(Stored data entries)
+++

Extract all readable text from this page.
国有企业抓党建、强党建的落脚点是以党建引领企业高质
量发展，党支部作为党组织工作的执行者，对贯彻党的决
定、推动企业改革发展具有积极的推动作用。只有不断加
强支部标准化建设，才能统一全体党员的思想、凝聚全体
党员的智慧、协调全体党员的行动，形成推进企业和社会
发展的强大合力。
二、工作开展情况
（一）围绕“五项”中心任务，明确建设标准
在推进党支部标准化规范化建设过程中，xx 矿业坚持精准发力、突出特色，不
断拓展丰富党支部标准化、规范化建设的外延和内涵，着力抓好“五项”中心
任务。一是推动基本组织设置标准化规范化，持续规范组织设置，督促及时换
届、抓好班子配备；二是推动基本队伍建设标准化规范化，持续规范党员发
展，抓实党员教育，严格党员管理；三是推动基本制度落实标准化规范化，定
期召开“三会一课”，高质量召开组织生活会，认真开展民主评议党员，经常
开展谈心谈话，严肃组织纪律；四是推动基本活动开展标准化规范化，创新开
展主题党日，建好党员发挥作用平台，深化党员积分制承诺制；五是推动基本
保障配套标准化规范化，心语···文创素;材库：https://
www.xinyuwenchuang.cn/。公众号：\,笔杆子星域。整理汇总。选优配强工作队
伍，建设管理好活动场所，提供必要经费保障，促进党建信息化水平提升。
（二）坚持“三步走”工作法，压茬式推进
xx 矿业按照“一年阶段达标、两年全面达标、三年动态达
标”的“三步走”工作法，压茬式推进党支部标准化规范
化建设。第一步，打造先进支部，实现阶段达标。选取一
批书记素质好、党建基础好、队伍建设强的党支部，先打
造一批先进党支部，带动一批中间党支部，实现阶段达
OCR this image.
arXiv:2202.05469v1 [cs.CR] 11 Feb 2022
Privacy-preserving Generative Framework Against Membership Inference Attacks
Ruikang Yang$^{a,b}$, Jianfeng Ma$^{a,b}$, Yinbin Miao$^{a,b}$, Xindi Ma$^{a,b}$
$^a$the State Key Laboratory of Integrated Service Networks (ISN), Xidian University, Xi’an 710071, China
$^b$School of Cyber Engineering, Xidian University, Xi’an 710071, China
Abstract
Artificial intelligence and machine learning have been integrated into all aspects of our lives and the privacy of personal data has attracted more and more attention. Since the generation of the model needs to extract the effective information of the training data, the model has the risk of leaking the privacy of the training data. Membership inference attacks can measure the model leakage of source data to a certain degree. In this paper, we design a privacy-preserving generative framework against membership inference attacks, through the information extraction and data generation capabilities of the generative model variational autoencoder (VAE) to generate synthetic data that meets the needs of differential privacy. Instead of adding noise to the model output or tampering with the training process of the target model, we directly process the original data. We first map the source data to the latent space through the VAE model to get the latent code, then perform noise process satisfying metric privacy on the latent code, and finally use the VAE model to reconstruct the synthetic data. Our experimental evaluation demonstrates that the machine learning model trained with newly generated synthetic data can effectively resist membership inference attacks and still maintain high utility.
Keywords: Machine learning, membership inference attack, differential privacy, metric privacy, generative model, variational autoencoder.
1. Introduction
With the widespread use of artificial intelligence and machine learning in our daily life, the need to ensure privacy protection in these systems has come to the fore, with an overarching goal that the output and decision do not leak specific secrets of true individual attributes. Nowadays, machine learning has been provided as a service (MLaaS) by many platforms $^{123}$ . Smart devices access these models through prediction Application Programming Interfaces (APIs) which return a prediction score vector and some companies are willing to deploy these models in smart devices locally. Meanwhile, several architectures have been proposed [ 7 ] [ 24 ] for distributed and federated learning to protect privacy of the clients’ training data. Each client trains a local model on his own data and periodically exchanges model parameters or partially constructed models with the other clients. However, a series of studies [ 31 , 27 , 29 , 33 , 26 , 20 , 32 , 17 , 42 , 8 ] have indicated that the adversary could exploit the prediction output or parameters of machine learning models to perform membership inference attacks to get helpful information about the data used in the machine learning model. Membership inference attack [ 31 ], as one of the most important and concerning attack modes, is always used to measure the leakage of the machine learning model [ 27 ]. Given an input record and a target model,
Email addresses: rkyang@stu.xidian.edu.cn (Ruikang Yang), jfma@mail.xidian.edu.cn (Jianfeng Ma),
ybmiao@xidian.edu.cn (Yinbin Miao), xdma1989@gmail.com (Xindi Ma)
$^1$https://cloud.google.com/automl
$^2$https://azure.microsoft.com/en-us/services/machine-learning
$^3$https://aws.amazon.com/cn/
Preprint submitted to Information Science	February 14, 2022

+++

• DIRECTIONS: Transcribe the data. Leave every line exactly as it is.

• EXERCISE OUTPUT:
Extract all readable text from this page.
国有企业抓党建、强党建的落脚点是以党建引领企业高质
量发展，党支部作为党组织工作的执行者，对贯彻党的决
定、推动企业改革发展具有积极的推动作用。只有不断加
强支部标准化建设，才能统一全体党员的思想、凝聚全体
党员的智慧、协调全体党员的行动，形成推进企业和社会
发展的强大合力。
二、工作开展情况
（一）围绕“五项”中心任务，明确建设标准
在推进党支部标准化规范化建设过程中，xx 矿业坚持精准发力、突出特色，不
断拓展丰富党支部标准化、规范化建设的外延和内涵，着力抓好“五项”中心
任务。一是推动基本组织设置标准化规范化，持续规范组织设置，督促及时换
届、抓好班子配备；二是推动基本队伍建设标准化规范化，持续规范党员发
展，抓实党员教育，严格党员管理；三是推动基本制度落实标准化规范化，定
期召开“三会一课”，高质量召开组织生活会，认真开展民主评议党员，经常
开展谈心谈话，严肃组织纪律；四是推动基本活动开展标准化规范化，创新开
展主题党日，建好党员发挥作用平台，深化党员积分制承诺制；五是推动基本
保障配套标准化规范化，心语···文创素;材库：https://
www.xinyuwenchuang.cn/。公众号：\,笔杆子星域。整理汇总。选优配强工作队
伍，建设管理好活动场所，提供必要经费保障，促进党建信息化水平提升。
（二）坚持“三步走”工作法，压茬式推进
xx 矿业按照“一年阶段达标、两年全面达标、三年动态达
标”的“三步走”工作法，压茬式推进党支部标准化规范
化建设。第一步，打造先进支部，实现阶段达标。选取一
批书记素质好、党建基础好、队伍建设强的党支部，先打
造一批先进党支部，带动一批中间党支部，实现阶段达
OCR this image.
arXiv:2202.05469v1 [cs.CR] 11 Feb 2022
Privacy-preserving Generative Framework Against Membership Inference Attacks
Ruikang Yang$^{a,b}$, Jianfeng Ma$^{a,b}$, Yinbin Miao$^{a,b}$, Xindi Ma$^{a,b}$
$^a$the State Key Laboratory of Integrated Service Networks (ISN), Xidian University, Xi’an 710071, China
$^b$School of Cyber Engineering, Xidian University, Xi’an 710071, China
Abstract
Artificial intelligence and machine learning have been integrated into all aspects of our lives and the privacy of personal data has attracted more and more attention. Since the generation of the model needs to extract the effective information of the training data, the model has the risk of leaking the privacy of the training data. Membership inference attacks can measure the model leakage of source data to a certain degree. In this paper, we design a privacy-preserving generative framework against membership inference attacks, through the information extraction and data generation capabilities of the generative model variational autoencoder (VAE) to generate synthetic data that meets the needs of differential privacy. Instead of adding noise to the model output or tampering with the training process of the target model, we directly process the original data. We first map the source data to the latent space through the VAE model to get the latent code, then perform noise process satisfying metric privacy on the latent code, and finally use the VAE model to reconstruct the synthetic data. Our experimental evaluation demonstrates that the machine learning model trained with newly generated synthetic data can effectively resist membership inference attacks and still maintain high utility.
Keywords: Machine learning, membership inference attack, differential privacy, metric privacy, generative model, variational autoencoder.
1. Introduction
With the widespread use of artificial intelligence and machine learning in our daily life, the need to ensure privacy protection in these systems has come to the fore, with an overarching goal that the output and decision do not leak specific secrets of true individual attributes. Nowadays, machine learning has been provided as a service (MLaaS) by many platforms $^{123}$ . Smart devices access these models through prediction Application Programming Interfaces (APIs) which return a prediction score vector and some companies are willing to deploy these models in smart devices locally. Meanwhile, several architectures have been proposed [ 7 ] [ 24 ] for distributed and federated learning to protect privacy of the clients’ training data. Each client trains a local model on his own data and periodically exchanges model parameters or partially constructed models with the other clients. However, a series of studies [ 31 , 27 , 29 , 33 , 26 , 20 , 32 , 17 , 42 , 8 ] have indicated that the adversary could exploit the prediction output or parameters of machine learning models to perform membership inference attacks to get helpful information about the data used in the machine learning model. Membership inference attack [ 31 ], as one of the most important and concerning attack modes, is always used to measure the leakage of the machine learning model [ 27 ]. Given an input record and a target model,
Email addresses: rkyang@stu.xidian.edu.cn (Ruikang Yang), jfma@mail.xidian.edu.cn (Jianfeng Ma),
ybmiao@xidian.edu.cn (Yinbin Miao), xdma1989@gmail.com (Xindi Ma)
$^1$https://cloud.google.com/automl
$^2$https://azure.microsoft.com/en-us/services/machine-learning
$^3$https://aws.amazon.com/cn/
Preprint submitted to Information Science	February 14, 2022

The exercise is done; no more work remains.